Written task:
The entries below need to be written out exactly, with no pictures included.

───── Listed records ─────

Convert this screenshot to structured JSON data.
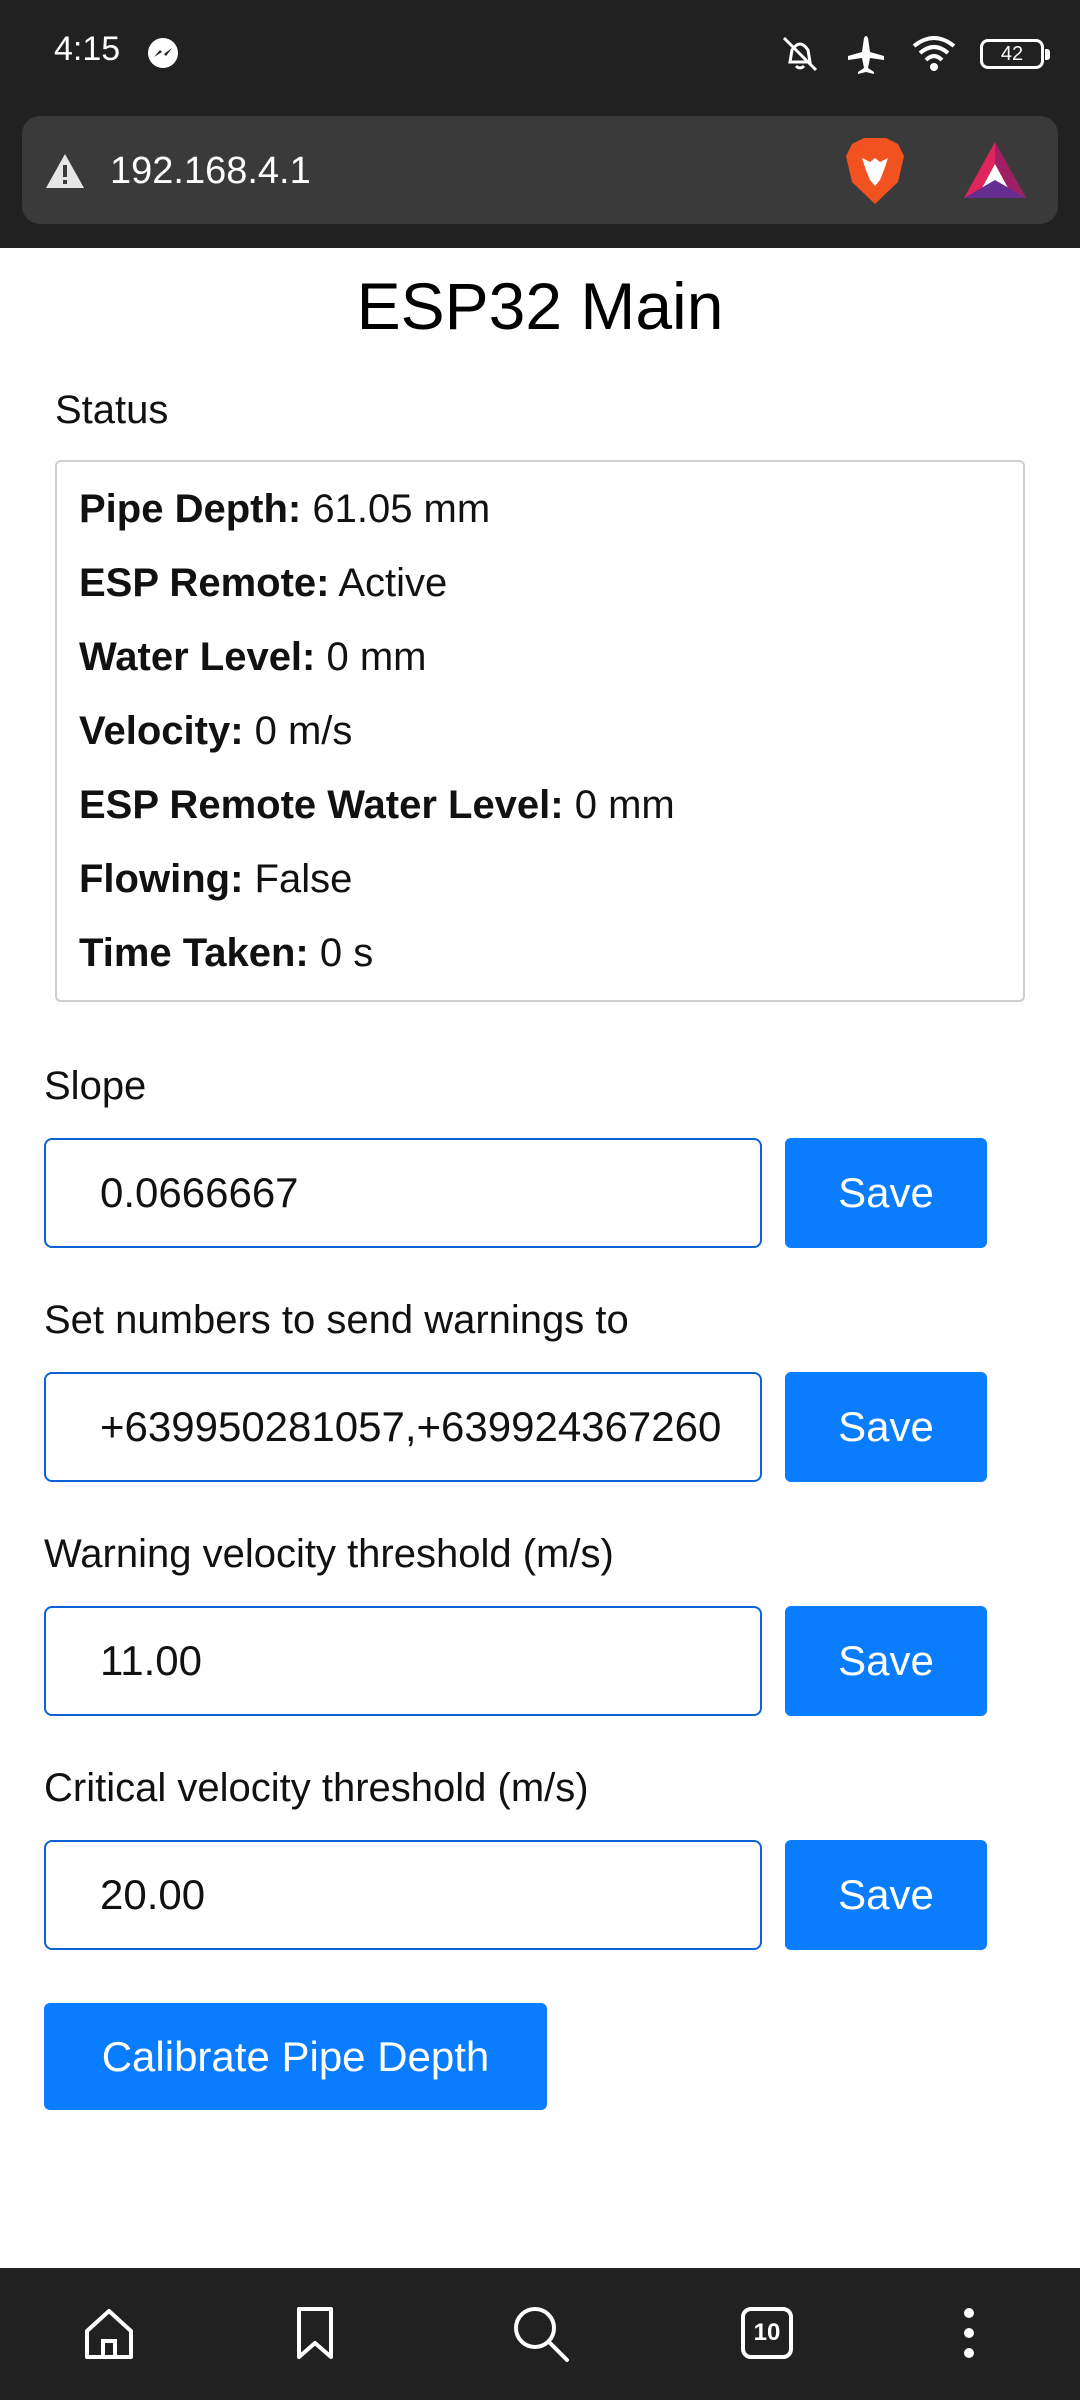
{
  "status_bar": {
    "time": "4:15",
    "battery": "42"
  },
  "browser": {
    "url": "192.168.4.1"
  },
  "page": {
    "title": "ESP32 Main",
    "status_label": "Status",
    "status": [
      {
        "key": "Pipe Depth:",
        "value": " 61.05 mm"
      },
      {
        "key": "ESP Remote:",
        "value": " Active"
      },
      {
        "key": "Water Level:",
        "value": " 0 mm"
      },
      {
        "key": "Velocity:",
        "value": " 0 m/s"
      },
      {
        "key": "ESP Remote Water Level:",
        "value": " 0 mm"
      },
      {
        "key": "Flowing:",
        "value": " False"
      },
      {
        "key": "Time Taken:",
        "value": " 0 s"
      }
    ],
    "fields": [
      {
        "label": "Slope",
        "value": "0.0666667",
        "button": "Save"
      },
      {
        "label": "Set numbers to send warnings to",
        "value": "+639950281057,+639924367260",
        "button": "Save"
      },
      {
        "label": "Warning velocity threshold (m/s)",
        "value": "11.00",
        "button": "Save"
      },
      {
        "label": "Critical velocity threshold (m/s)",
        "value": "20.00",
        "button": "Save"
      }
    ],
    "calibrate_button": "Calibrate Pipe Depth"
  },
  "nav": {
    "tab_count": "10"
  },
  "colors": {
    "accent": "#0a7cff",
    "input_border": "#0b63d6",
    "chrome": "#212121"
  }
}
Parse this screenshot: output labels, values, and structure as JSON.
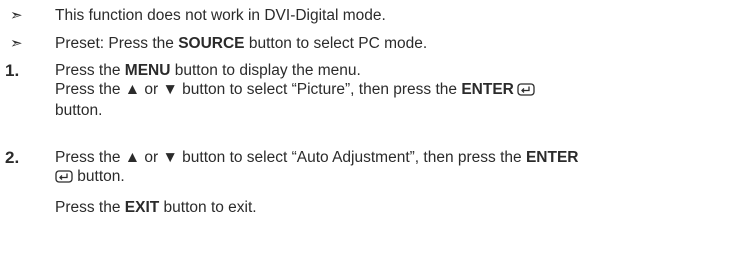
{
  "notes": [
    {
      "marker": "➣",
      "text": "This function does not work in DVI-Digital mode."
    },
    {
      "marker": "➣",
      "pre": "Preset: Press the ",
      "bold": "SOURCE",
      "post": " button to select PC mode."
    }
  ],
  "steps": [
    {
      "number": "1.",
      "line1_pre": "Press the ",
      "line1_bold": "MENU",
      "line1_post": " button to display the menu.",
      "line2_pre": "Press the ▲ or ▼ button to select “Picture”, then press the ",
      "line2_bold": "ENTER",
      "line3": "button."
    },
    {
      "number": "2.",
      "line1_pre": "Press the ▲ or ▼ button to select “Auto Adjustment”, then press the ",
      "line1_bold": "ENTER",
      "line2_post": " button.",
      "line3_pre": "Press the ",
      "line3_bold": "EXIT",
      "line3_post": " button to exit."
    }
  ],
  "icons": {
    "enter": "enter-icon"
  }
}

─────

Written solution:
Convert this screenshot to structured JSON data.
{
  "status_bar": {
    "time": "4:15",
    "battery": "42"
  },
  "browser": {
    "url": "192.168.4.1"
  },
  "page": {
    "title": "ESP32 Main",
    "status_label": "Status",
    "status": [
      {
        "key": "Pipe Depth:",
        "value": " 61.05 mm"
      },
      {
        "key": "ESP Remote:",
        "value": " Active"
      },
      {
        "key": "Water Level:",
        "value": " 0 mm"
      },
      {
        "key": "Velocity:",
        "value": " 0 m/s"
      },
      {
        "key": "ESP Remote Water Level:",
        "value": " 0 mm"
      },
      {
        "key": "Flowing:",
        "value": " False"
      },
      {
        "key": "Time Taken:",
        "value": " 0 s"
      }
    ],
    "fields": [
      {
        "label": "Slope",
        "value": "0.0666667",
        "button": "Save"
      },
      {
        "label": "Set numbers to send warnings to",
        "value": "+639950281057,+639924367260",
        "button": "Save"
      },
      {
        "label": "Warning velocity threshold (m/s)",
        "value": "11.00",
        "button": "Save"
      },
      {
        "label": "Critical velocity threshold (m/s)",
        "value": "20.00",
        "button": "Save"
      }
    ],
    "calibrate_button": "Calibrate Pipe Depth"
  },
  "nav": {
    "tab_count": "10"
  },
  "colors": {
    "accent": "#0a7cff",
    "input_border": "#0b63d6",
    "chrome": "#212121"
  }
}
Parse this screenshot: output labels, values, and structure as JSON.
{
  "notes": [
    {
      "marker": "➣",
      "text": "This function does not work in DVI-Digital mode."
    },
    {
      "marker": "➣",
      "pre": "Preset: Press the ",
      "bold": "SOURCE",
      "post": " button to select PC mode."
    }
  ],
  "steps": [
    {
      "number": "1.",
      "line1_pre": "Press the ",
      "line1_bold": "MENU",
      "line1_post": " button to display the menu.",
      "line2_pre": "Press the ▲ or ▼ button to select “Picture”, then press the ",
      "line2_bold": "ENTER",
      "line3": "button."
    },
    {
      "number": "2.",
      "line1_pre": "Press the ▲ or ▼ button to select “Auto Adjustment”, then press the ",
      "line1_bold": "ENTER",
      "line2_post": " button.",
      "line3_pre": "Press the ",
      "line3_bold": "EXIT",
      "line3_post": " button to exit."
    }
  ],
  "icons": {
    "enter": "enter-icon"
  }
}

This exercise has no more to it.